**Exercise:**
Read the lines that follow and pick out every one containing the word "title".

─── Stored records ───

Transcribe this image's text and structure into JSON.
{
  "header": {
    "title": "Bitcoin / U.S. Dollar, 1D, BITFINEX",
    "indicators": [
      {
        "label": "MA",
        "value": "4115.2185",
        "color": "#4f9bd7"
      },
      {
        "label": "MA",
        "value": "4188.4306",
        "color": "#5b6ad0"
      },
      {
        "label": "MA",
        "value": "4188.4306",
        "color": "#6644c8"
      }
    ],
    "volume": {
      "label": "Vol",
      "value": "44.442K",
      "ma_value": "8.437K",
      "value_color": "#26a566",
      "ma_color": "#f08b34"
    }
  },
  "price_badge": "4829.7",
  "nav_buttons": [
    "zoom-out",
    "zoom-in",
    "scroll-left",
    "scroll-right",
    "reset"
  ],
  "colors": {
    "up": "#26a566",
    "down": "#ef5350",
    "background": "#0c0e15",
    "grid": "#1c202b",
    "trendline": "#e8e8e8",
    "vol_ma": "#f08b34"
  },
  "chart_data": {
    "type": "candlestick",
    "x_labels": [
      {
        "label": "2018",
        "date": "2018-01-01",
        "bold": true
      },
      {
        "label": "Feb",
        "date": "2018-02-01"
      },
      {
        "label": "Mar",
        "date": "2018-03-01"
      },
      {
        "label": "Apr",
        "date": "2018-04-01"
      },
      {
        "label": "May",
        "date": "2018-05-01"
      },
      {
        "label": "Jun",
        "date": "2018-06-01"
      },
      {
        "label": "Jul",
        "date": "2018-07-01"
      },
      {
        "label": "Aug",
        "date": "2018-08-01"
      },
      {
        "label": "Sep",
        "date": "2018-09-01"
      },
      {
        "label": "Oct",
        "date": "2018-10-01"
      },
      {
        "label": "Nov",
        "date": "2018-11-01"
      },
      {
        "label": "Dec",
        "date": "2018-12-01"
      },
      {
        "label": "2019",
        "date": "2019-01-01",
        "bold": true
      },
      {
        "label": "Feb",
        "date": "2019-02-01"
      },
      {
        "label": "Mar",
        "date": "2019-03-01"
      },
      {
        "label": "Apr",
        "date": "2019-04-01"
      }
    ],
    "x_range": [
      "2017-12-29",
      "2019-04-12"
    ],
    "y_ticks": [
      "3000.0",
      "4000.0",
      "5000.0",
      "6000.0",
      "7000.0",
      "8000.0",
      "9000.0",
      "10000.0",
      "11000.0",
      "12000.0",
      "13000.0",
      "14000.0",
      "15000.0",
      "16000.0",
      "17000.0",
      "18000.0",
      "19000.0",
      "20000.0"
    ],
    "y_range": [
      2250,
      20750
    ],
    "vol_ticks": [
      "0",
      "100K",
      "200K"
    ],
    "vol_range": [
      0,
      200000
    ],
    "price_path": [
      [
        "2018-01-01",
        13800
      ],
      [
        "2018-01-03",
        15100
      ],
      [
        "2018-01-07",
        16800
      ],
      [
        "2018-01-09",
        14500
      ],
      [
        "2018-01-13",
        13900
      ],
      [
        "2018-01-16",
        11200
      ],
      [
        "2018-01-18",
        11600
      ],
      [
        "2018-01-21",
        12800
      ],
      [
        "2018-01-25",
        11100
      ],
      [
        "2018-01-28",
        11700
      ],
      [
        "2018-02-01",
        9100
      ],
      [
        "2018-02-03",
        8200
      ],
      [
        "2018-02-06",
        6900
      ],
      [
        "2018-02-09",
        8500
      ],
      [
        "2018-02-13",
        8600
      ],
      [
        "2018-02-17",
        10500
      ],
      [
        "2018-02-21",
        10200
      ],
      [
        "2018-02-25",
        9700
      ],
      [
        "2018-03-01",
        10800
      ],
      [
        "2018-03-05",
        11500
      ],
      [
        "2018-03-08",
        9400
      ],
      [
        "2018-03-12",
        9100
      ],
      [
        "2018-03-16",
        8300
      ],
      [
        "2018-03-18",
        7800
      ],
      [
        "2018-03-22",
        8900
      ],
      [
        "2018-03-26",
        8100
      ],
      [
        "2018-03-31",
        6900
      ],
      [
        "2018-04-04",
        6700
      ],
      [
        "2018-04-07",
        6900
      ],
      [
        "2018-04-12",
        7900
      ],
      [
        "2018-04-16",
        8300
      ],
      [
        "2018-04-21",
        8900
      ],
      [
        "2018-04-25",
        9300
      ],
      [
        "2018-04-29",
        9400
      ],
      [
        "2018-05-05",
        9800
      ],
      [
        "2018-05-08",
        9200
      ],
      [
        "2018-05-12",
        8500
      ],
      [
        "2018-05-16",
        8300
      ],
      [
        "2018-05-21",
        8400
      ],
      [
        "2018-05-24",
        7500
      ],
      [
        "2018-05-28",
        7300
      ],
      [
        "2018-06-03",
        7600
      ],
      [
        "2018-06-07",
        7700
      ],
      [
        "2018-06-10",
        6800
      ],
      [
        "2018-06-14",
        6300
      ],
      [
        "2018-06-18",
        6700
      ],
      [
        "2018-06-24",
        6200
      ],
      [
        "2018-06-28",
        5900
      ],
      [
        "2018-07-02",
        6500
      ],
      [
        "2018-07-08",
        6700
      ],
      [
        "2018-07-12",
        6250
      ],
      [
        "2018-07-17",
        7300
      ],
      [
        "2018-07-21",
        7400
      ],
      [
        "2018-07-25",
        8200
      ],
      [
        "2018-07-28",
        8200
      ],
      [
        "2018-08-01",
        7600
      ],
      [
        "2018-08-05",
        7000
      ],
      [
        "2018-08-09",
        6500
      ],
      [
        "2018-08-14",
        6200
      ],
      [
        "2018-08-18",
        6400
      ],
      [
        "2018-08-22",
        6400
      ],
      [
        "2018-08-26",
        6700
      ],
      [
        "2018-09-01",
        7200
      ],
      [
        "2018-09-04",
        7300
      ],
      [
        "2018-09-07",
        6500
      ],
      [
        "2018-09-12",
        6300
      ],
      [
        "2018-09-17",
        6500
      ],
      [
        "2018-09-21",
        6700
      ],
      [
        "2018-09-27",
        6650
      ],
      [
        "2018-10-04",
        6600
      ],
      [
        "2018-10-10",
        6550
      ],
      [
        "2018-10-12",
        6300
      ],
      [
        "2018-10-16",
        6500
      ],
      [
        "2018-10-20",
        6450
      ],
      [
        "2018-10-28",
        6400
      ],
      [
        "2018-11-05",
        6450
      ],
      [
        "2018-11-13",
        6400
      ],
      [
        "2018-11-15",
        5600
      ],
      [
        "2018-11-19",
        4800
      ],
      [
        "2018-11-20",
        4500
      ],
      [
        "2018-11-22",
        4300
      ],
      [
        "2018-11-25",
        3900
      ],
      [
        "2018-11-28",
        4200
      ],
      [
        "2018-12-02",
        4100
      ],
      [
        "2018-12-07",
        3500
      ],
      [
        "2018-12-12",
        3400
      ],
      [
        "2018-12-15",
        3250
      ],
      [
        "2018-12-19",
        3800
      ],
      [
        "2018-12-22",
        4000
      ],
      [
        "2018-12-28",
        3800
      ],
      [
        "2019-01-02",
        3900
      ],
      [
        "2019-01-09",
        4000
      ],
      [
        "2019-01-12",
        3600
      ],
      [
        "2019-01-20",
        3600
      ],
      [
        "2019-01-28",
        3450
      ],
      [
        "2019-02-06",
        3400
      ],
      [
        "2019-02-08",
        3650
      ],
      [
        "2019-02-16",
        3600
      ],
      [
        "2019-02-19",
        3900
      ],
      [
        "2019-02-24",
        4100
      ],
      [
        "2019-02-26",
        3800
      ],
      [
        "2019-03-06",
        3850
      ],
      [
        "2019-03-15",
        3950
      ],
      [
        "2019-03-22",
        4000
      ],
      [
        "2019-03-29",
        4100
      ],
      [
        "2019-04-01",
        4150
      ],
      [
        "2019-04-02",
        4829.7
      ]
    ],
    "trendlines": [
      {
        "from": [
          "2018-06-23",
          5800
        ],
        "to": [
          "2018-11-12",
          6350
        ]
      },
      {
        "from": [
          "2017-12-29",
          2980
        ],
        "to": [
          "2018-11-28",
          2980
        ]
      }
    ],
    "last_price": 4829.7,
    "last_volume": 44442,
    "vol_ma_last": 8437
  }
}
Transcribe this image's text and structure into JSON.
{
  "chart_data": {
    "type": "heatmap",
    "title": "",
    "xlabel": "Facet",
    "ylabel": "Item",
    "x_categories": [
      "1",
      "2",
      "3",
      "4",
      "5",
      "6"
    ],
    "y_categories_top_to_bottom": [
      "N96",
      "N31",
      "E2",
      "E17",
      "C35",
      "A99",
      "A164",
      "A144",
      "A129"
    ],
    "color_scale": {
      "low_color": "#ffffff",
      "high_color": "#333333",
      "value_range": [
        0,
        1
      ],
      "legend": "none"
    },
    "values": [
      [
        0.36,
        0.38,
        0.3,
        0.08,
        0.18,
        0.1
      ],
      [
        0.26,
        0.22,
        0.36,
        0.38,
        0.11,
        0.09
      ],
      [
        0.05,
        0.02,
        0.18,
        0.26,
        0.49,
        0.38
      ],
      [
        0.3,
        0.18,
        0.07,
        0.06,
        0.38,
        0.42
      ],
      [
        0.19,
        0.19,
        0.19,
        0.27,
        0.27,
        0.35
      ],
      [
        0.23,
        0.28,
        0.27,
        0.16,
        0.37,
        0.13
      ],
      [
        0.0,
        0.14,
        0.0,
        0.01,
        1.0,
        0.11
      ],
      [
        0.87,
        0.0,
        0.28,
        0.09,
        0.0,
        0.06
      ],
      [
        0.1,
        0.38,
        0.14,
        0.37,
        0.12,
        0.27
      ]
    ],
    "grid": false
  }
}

───

**Answer:**
    "title": "Bitcoin / U.S. Dollar, 1D, BITFINEX",
    "title": "",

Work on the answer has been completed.